### What the exercise asks
Look through the records that follow. Copy every line containing the word "INTJ".

### Records
------------------------------------------------------------------------
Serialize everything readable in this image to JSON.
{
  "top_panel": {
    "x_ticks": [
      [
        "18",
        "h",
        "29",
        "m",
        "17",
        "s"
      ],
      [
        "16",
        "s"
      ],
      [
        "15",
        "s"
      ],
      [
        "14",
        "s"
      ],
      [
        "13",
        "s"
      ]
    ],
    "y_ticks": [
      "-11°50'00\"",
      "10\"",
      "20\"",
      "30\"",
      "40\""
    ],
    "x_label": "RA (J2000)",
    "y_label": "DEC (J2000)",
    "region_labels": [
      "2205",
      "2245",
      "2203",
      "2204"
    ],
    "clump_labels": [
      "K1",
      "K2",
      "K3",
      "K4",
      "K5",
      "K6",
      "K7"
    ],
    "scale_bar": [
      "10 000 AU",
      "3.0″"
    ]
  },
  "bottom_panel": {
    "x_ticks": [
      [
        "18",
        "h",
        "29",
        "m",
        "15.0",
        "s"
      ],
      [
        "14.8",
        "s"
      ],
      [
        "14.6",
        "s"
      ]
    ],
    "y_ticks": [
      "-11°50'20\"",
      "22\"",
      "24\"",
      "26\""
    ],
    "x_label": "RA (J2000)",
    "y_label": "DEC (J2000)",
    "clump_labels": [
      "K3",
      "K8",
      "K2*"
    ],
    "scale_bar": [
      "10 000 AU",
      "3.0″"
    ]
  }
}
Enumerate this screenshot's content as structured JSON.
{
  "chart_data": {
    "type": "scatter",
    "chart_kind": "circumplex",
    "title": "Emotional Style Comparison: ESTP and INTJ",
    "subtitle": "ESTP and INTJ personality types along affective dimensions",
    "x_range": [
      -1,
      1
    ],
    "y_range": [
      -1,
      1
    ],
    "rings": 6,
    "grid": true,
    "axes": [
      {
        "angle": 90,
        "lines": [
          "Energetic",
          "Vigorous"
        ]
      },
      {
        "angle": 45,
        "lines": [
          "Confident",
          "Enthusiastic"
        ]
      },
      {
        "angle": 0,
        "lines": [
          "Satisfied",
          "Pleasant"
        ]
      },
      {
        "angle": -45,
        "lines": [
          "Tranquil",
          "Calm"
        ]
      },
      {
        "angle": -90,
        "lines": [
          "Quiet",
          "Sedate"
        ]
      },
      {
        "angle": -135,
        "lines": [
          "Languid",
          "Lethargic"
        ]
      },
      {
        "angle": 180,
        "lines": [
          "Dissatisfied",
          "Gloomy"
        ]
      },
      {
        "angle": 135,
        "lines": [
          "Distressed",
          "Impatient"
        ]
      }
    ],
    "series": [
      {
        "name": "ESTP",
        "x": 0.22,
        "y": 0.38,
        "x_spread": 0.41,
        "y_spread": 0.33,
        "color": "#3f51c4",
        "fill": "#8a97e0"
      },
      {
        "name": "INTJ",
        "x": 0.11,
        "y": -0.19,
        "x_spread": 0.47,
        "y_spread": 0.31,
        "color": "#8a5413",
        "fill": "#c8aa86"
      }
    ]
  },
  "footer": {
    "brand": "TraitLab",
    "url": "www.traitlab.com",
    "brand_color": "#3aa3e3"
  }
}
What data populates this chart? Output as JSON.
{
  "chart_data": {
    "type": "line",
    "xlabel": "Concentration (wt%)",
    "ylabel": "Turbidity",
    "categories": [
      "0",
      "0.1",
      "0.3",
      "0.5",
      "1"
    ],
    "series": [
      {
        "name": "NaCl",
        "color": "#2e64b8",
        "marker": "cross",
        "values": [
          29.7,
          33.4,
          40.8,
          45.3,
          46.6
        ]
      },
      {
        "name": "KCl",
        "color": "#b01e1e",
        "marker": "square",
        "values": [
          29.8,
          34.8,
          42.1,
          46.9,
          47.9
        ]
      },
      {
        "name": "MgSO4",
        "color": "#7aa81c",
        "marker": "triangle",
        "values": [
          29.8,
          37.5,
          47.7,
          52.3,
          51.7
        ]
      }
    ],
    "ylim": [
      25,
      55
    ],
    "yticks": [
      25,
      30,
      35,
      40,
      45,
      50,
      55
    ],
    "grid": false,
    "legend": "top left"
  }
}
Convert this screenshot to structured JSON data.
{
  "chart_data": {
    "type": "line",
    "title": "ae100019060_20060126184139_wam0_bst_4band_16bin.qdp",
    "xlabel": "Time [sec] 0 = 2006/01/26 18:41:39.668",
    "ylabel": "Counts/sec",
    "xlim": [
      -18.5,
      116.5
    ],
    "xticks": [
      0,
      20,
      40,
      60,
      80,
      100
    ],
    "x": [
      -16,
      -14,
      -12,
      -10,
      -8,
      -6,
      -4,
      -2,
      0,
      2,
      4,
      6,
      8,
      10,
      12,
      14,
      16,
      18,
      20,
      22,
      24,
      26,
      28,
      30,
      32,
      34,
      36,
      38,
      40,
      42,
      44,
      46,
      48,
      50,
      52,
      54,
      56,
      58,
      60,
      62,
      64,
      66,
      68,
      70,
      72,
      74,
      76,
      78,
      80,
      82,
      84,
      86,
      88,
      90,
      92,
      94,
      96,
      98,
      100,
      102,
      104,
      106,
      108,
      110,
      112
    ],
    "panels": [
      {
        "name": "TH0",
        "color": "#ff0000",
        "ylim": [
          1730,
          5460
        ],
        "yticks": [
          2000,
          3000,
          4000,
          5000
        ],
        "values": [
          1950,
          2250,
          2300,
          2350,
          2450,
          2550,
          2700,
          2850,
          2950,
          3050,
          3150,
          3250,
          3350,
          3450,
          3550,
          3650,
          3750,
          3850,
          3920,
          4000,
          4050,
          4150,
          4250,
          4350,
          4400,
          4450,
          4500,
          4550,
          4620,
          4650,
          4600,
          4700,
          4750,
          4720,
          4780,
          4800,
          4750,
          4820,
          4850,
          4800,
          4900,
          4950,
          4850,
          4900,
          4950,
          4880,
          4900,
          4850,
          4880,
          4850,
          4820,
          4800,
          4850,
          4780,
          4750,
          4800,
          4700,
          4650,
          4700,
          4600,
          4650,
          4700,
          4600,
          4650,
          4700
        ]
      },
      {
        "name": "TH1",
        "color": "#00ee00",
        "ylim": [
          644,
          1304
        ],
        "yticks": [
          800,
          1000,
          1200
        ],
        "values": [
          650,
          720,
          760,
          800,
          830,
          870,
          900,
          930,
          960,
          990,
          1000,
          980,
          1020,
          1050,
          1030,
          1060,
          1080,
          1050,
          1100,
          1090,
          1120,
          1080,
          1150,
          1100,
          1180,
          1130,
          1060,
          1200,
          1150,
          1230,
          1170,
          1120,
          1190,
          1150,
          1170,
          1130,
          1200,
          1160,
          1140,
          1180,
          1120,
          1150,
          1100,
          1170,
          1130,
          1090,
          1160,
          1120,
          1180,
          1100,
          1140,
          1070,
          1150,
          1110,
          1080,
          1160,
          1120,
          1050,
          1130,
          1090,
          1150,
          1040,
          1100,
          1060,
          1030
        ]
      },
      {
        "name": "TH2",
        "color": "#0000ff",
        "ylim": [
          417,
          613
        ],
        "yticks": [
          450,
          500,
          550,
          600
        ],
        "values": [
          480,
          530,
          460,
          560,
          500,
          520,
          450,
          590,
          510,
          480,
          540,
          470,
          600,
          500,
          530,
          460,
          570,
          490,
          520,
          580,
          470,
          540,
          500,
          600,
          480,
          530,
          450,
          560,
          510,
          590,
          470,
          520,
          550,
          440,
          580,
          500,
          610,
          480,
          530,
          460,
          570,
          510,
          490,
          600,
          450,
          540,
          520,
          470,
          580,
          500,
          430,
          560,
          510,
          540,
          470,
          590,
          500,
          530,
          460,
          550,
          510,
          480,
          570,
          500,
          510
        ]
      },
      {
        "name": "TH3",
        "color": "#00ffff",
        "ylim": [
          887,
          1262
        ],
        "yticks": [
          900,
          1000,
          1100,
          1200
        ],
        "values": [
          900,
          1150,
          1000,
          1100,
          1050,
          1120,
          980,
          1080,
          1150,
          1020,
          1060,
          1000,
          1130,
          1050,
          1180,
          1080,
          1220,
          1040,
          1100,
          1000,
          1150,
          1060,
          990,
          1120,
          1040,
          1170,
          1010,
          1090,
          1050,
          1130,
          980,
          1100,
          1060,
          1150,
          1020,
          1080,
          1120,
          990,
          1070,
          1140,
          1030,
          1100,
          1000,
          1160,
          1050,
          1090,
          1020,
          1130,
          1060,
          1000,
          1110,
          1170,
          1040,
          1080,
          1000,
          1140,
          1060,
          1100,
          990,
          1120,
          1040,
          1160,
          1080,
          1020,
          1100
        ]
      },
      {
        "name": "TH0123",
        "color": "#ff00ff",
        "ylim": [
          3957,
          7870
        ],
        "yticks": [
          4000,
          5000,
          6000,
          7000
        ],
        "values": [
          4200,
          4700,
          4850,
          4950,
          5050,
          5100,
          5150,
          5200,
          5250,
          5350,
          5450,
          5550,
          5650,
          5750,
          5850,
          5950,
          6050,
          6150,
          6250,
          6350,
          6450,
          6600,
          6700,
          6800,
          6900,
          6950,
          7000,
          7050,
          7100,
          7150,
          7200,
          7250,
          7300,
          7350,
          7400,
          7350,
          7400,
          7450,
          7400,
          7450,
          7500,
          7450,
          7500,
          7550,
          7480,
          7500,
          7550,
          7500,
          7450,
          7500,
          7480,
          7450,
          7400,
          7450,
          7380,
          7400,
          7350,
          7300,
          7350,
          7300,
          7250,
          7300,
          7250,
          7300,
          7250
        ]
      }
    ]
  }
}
------------------------------------------------------------------------
### Written solution
    "title": "Emotional Style Comparison: ESTP and INTJ",
    "subtitle": "ESTP and INTJ personality types along affective dimensions",
        "name": "INTJ",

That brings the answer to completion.